▶ _Task requirements_:
Copy out each line of the data below verbatim, without changing anything.

▶ _Data shown_:
★ ★ ★ ★

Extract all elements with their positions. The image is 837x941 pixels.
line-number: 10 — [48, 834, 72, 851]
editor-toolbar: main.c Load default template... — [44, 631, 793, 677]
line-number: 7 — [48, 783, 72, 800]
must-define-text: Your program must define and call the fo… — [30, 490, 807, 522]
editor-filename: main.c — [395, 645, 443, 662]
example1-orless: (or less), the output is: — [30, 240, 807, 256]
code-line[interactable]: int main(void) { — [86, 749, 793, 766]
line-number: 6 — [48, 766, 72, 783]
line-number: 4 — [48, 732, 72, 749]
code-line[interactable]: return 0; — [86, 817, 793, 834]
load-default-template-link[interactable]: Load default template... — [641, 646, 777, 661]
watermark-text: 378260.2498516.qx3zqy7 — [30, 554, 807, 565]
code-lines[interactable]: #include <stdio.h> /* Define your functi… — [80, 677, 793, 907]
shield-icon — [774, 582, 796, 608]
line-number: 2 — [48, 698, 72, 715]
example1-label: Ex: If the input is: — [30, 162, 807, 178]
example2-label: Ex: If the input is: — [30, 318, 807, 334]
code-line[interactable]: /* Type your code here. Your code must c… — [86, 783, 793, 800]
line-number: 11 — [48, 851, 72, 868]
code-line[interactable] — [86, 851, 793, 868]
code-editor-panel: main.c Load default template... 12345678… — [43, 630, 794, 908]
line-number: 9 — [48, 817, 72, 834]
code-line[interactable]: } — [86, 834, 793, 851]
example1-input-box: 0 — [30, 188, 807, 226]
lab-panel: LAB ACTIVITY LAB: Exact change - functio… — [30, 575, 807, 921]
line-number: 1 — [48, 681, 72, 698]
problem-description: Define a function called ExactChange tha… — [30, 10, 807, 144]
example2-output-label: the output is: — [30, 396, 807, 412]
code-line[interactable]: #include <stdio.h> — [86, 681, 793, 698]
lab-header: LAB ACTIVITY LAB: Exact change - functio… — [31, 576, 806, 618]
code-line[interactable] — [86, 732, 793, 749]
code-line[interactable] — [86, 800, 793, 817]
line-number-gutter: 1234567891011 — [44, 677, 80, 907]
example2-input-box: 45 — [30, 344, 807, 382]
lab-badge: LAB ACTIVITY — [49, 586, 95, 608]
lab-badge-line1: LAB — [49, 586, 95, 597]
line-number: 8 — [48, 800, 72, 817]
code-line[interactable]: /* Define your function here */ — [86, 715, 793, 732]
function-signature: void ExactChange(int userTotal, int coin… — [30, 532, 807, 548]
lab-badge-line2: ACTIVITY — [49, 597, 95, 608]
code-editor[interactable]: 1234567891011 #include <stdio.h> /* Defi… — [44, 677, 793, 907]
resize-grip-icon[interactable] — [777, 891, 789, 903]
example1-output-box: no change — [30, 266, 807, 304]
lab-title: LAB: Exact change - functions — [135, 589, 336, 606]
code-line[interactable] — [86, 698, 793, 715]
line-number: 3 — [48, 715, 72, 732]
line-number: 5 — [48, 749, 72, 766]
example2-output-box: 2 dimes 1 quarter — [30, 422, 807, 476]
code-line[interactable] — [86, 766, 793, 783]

★ ★ ★ ★

▶ _Exercise result_:
Extract all elements with their positions. The image is 837x941 pixels.
line-number: 10 — [48, 834, 72, 851]
editor-toolbar: main.c Load default template... — [44, 631, 793, 677]
line-number: 7 — [48, 783, 72, 800]
must-define-text: Your program must define and call the fo… — [30, 490, 807, 522]
editor-filename: main.c — [395, 645, 443, 662]
example1-orless: (or less), the output is: — [30, 240, 807, 256]
code-line[interactable]: int main(void) { — [86, 749, 793, 766]
line-number: 6 — [48, 766, 72, 783]
line-number: 4 — [48, 732, 72, 749]
code-line[interactable]: return 0; — [86, 817, 793, 834]
load-default-template-link[interactable]: Load default template... — [641, 646, 777, 661]
watermark-text: 378260.2498516.qx3zqy7 — [30, 554, 807, 565]
code-lines[interactable]: #include <stdio.h> /* Define your functi… — [80, 677, 793, 907]
shield-icon — [774, 582, 796, 608]
line-number: 2 — [48, 698, 72, 715]
example1-label: Ex: If the input is: — [30, 162, 807, 178]
example2-label: Ex: If the input is: — [30, 318, 807, 334]
code-line[interactable]: /* Type your code here. Your code must c… — [86, 783, 793, 800]
line-number: 11 — [48, 851, 72, 868]
code-line[interactable] — [86, 851, 793, 868]
code-editor-panel: main.c Load default template... 12345678… — [43, 630, 794, 908]
line-number: 9 — [48, 817, 72, 834]
code-line[interactable]: } — [86, 834, 793, 851]
example1-input-box: 0 — [30, 188, 807, 226]
lab-panel: LAB ACTIVITY LAB: Exact change - functio… — [30, 575, 807, 921]
line-number: 1 — [48, 681, 72, 698]
problem-description: Define a function called ExactChange tha… — [30, 10, 807, 144]
example2-output-label: the output is: — [30, 396, 807, 412]
code-line[interactable]: #include <stdio.h> — [86, 681, 793, 698]
lab-header: LAB ACTIVITY LAB: Exact change - functio… — [31, 576, 806, 618]
code-line[interactable] — [86, 732, 793, 749]
code-line[interactable] — [86, 800, 793, 817]
line-number-gutter: 1234567891011 — [44, 677, 80, 907]
example2-input-box: 45 — [30, 344, 807, 382]
lab-badge: LAB ACTIVITY — [49, 586, 95, 608]
lab-badge-line1: LAB — [49, 586, 95, 597]
line-number: 8 — [48, 800, 72, 817]
code-line[interactable]: /* Define your function here */ — [86, 715, 793, 732]
function-signature: void ExactChange(int userTotal, int coin… — [30, 532, 807, 548]
lab-badge-line2: ACTIVITY — [49, 597, 95, 608]
code-editor[interactable]: 1234567891011 #include <stdio.h> /* Defi… — [44, 677, 793, 907]
resize-grip-icon[interactable] — [777, 891, 789, 903]
example1-output-box: no change — [30, 266, 807, 304]
lab-title: LAB: Exact change - functions — [135, 589, 336, 606]
code-line[interactable] — [86, 698, 793, 715]
line-number: 3 — [48, 715, 72, 732]
line-number: 5 — [48, 749, 72, 766]
example2-output-box: 2 dimes 1 quarter — [30, 422, 807, 476]
code-line[interactable] — [86, 766, 793, 783]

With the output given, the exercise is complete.